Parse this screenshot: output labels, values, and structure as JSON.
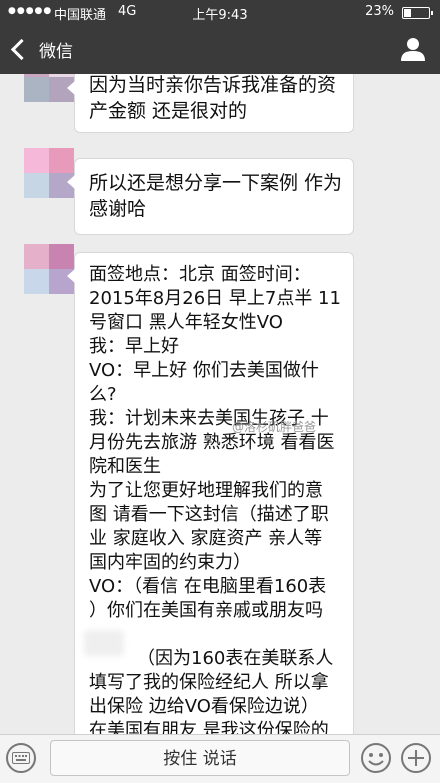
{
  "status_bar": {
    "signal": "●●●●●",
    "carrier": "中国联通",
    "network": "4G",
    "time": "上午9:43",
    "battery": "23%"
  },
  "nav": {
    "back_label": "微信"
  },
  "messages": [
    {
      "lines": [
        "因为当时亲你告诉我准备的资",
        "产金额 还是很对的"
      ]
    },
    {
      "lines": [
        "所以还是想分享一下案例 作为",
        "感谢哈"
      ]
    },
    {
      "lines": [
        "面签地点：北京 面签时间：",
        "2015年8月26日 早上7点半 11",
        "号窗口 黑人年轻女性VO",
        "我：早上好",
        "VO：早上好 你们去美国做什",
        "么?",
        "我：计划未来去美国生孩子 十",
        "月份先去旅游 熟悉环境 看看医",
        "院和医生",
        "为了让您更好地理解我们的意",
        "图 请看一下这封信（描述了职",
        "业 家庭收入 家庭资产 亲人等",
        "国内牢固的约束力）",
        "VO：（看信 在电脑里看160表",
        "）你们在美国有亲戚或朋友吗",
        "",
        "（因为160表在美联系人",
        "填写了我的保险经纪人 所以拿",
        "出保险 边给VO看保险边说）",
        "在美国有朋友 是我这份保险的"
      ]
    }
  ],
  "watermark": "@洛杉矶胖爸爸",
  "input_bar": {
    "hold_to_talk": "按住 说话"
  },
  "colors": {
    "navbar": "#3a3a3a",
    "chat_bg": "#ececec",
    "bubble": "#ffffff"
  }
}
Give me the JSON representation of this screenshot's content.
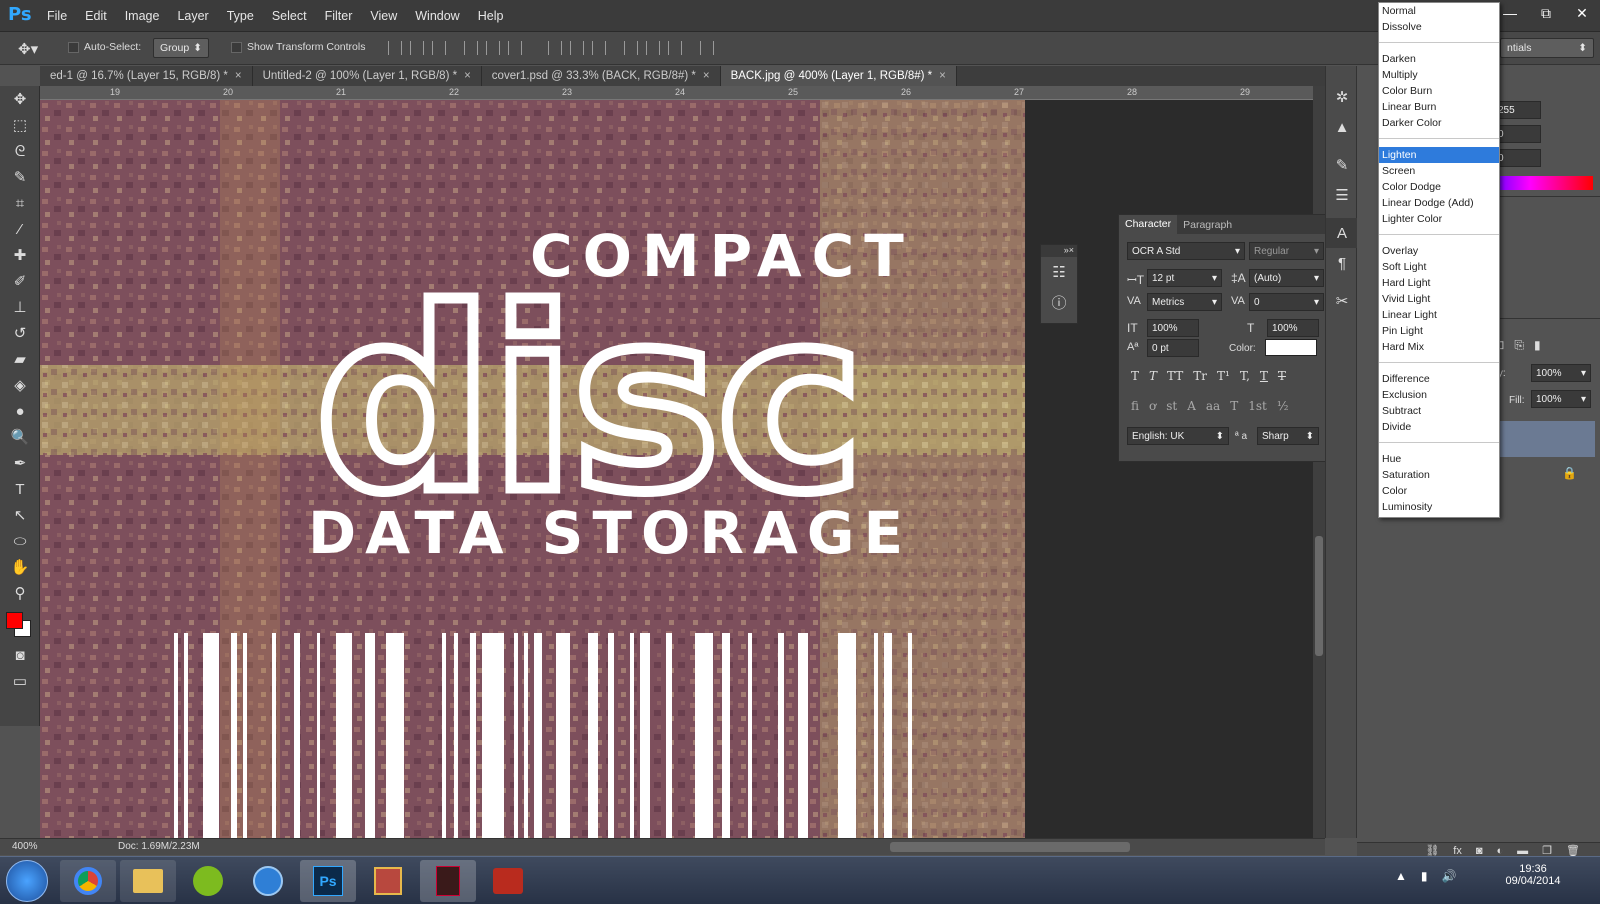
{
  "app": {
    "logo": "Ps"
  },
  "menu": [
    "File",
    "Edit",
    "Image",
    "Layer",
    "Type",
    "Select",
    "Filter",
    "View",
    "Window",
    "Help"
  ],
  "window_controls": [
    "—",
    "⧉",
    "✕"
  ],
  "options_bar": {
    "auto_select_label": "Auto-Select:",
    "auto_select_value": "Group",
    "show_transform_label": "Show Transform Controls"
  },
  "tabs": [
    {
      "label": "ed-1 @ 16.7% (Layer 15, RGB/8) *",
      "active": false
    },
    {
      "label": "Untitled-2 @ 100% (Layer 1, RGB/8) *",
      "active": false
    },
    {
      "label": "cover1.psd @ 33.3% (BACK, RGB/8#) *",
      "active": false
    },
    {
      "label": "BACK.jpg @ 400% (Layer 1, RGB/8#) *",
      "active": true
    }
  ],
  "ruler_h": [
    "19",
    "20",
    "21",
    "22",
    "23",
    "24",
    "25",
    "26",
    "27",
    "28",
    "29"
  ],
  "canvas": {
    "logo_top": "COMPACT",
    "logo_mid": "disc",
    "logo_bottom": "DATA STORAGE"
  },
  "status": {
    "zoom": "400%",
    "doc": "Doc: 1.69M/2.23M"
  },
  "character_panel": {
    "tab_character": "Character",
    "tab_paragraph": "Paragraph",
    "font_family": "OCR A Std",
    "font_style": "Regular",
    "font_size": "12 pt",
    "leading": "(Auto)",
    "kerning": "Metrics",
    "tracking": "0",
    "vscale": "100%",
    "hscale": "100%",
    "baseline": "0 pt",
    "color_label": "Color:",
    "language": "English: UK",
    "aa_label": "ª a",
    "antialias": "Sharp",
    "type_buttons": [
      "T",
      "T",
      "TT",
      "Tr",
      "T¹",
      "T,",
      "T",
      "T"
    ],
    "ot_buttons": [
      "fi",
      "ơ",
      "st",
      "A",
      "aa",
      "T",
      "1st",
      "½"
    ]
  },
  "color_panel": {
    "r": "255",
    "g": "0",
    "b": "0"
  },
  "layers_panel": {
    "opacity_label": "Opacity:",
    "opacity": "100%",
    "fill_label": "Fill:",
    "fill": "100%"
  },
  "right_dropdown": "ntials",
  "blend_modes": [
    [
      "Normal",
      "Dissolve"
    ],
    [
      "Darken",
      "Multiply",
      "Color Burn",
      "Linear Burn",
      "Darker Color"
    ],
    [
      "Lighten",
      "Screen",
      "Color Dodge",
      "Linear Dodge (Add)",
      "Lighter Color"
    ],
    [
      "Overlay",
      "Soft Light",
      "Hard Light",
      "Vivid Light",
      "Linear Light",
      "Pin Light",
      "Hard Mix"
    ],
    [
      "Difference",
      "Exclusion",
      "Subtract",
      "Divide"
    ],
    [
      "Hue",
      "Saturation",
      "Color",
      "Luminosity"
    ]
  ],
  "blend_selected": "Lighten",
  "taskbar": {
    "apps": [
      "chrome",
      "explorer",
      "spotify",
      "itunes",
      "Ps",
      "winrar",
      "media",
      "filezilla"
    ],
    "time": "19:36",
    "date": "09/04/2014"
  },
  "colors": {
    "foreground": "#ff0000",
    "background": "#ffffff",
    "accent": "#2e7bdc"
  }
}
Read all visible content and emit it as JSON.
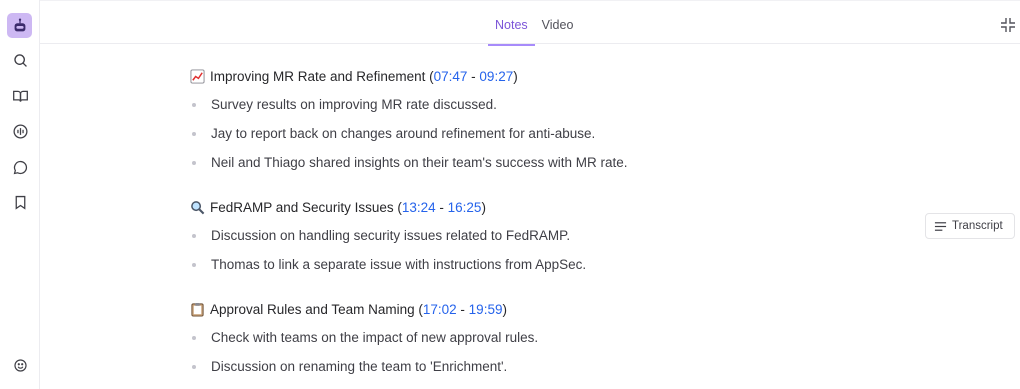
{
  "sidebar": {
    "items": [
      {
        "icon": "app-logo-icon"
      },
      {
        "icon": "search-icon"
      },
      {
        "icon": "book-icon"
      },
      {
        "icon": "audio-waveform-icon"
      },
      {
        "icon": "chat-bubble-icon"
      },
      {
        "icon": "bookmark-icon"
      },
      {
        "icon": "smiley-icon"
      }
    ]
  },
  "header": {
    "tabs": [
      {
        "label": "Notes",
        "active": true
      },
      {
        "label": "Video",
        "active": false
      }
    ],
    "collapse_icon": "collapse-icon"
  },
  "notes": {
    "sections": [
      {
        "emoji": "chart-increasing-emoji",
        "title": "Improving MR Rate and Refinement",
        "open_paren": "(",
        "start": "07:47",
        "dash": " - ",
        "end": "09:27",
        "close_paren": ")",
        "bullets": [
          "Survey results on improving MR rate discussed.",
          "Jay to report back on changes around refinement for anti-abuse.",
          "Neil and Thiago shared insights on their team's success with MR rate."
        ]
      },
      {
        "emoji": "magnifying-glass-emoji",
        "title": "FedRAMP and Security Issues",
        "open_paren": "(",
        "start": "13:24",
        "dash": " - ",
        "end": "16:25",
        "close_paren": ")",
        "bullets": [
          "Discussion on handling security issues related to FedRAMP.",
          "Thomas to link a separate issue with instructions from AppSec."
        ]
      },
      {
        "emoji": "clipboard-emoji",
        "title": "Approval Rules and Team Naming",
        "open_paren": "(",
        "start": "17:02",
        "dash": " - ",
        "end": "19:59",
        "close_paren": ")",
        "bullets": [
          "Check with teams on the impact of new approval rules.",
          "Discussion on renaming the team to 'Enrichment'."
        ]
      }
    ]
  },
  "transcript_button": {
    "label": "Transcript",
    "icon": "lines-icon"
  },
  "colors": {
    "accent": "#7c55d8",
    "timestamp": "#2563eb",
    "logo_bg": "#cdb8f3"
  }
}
---------------
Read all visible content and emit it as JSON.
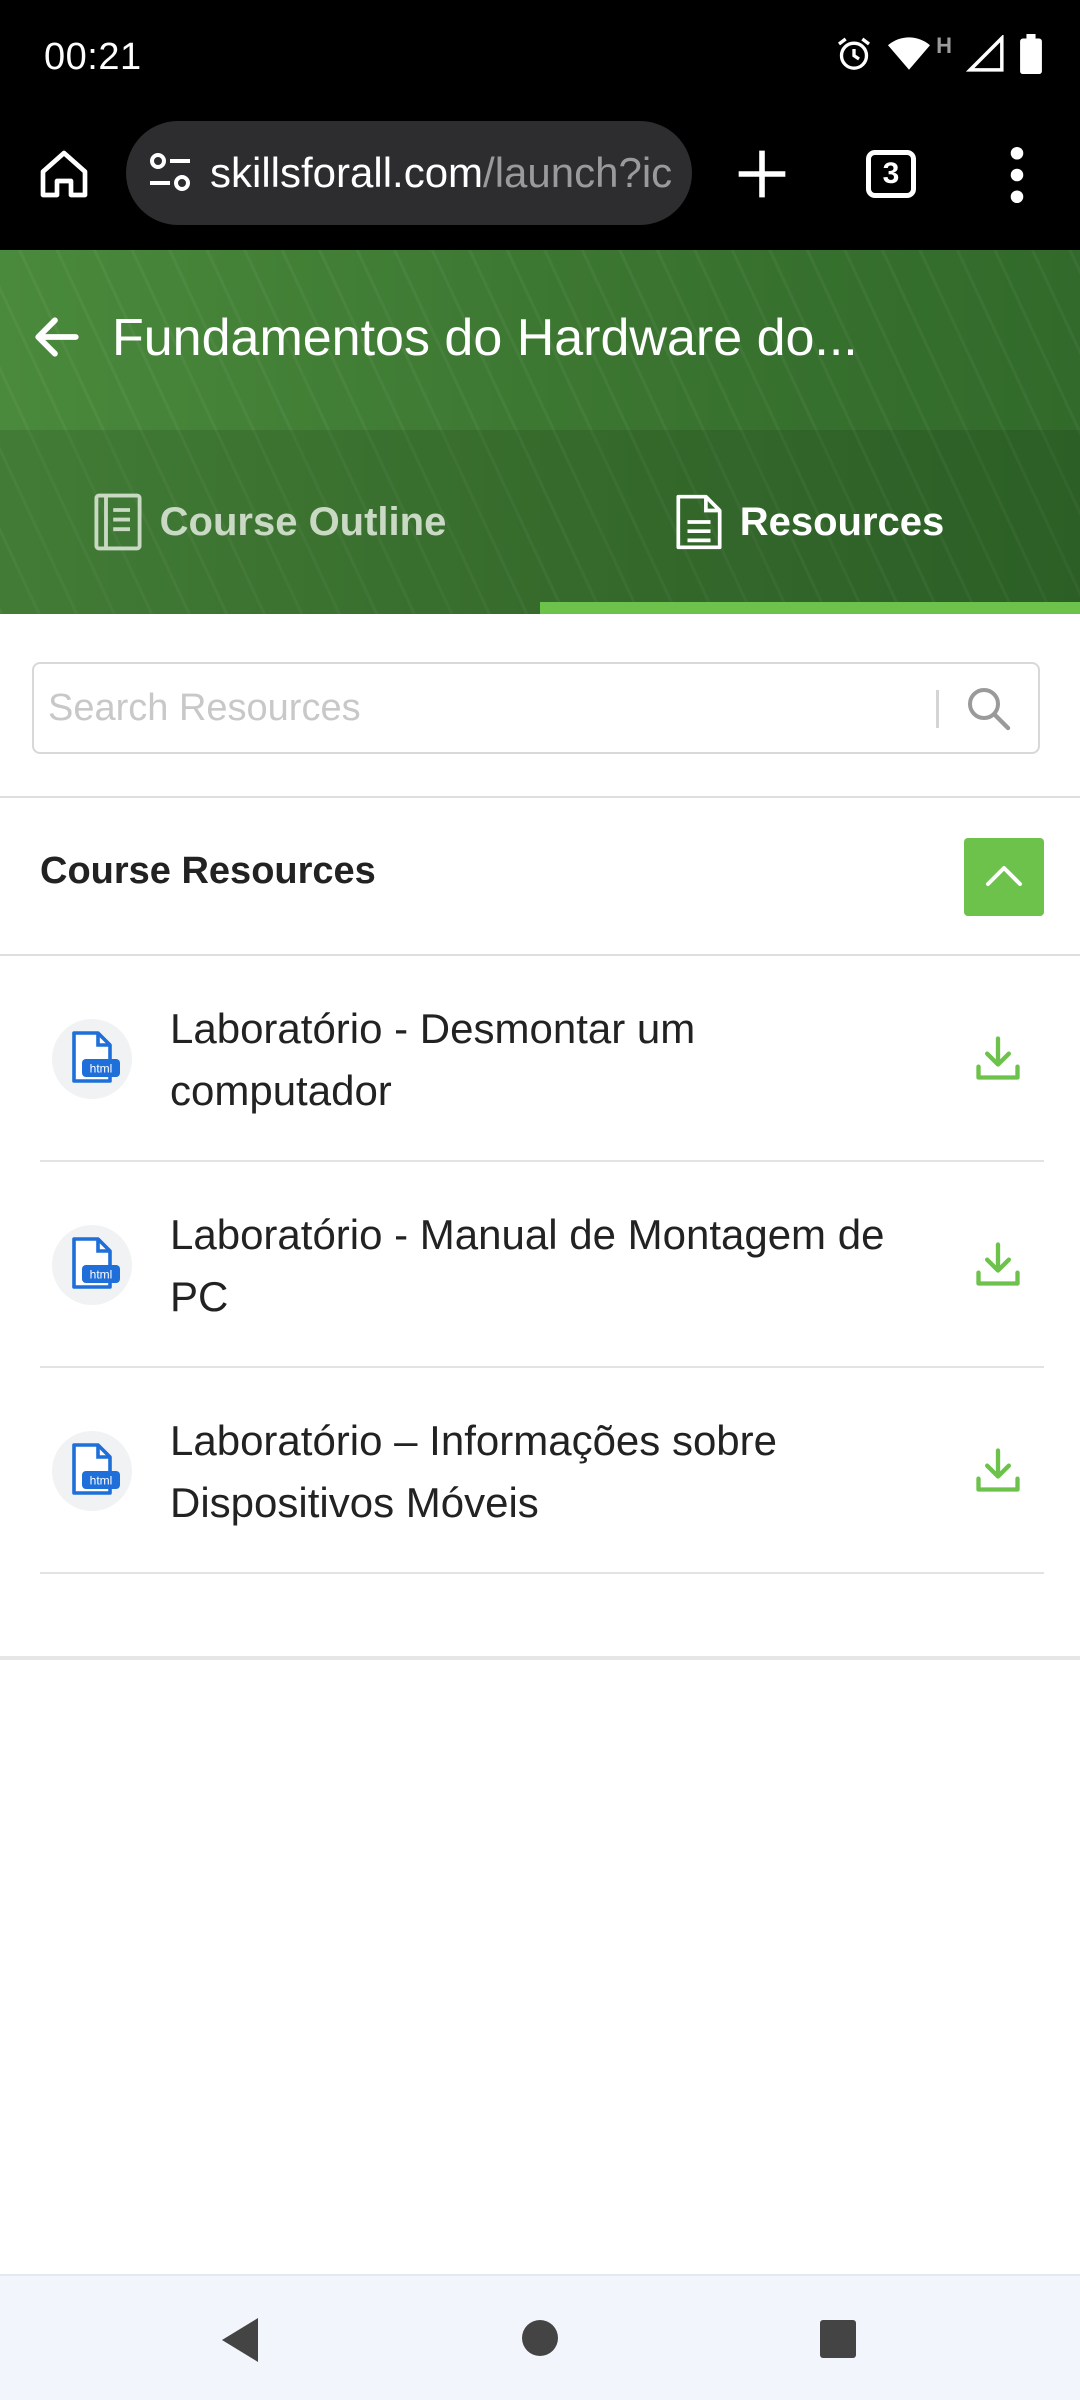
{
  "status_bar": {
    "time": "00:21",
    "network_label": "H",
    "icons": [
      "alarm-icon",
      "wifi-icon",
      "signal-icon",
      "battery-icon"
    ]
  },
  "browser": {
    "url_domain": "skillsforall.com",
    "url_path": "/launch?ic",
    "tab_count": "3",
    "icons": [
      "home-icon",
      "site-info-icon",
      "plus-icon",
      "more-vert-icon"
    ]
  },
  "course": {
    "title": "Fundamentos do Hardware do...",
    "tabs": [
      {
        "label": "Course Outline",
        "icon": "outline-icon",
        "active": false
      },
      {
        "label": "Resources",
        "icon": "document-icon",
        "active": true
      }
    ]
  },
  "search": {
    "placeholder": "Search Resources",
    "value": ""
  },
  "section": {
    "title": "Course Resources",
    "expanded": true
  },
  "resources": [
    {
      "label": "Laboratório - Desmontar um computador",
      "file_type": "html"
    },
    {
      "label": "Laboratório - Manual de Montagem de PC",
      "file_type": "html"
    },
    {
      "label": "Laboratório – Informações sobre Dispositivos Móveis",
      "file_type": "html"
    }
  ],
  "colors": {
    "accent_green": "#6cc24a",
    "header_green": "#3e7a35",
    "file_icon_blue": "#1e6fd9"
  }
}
---------------
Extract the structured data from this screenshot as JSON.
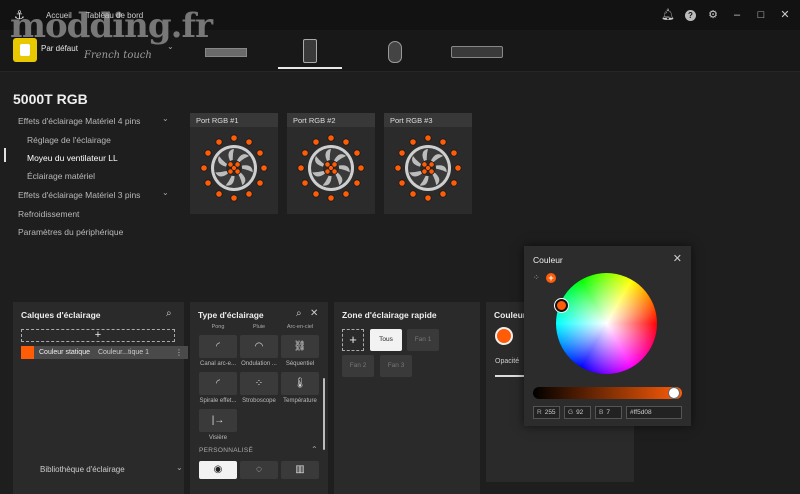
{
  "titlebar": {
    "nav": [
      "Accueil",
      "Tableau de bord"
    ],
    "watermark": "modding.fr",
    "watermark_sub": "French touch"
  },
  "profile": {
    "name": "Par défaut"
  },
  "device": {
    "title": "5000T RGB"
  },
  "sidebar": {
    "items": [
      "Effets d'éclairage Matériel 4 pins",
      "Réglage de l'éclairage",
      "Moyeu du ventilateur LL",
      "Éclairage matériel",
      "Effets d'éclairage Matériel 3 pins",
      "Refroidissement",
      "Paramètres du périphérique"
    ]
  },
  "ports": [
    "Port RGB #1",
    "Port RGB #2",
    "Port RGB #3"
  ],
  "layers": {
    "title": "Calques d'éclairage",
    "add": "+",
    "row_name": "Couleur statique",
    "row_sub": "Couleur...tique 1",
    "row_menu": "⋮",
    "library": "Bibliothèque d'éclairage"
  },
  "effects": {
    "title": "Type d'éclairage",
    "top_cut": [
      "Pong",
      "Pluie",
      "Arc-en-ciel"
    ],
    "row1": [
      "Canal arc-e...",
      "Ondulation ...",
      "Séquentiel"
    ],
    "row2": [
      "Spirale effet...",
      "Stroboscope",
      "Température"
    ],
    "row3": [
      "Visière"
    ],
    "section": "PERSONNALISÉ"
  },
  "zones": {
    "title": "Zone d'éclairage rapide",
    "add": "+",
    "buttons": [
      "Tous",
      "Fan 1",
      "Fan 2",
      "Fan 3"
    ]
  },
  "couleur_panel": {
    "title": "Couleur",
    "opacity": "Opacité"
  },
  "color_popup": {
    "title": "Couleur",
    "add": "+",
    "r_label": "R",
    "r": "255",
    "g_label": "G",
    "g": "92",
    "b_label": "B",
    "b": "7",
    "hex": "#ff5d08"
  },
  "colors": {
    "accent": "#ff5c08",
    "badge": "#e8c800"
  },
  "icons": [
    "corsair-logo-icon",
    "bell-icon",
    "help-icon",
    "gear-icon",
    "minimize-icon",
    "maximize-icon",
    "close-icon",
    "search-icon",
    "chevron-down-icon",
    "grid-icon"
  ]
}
---------------
Problem description -
Tally the lines in these entries that have the string "Effets" in them, then answer with the count and nothing else.

Answer below -
2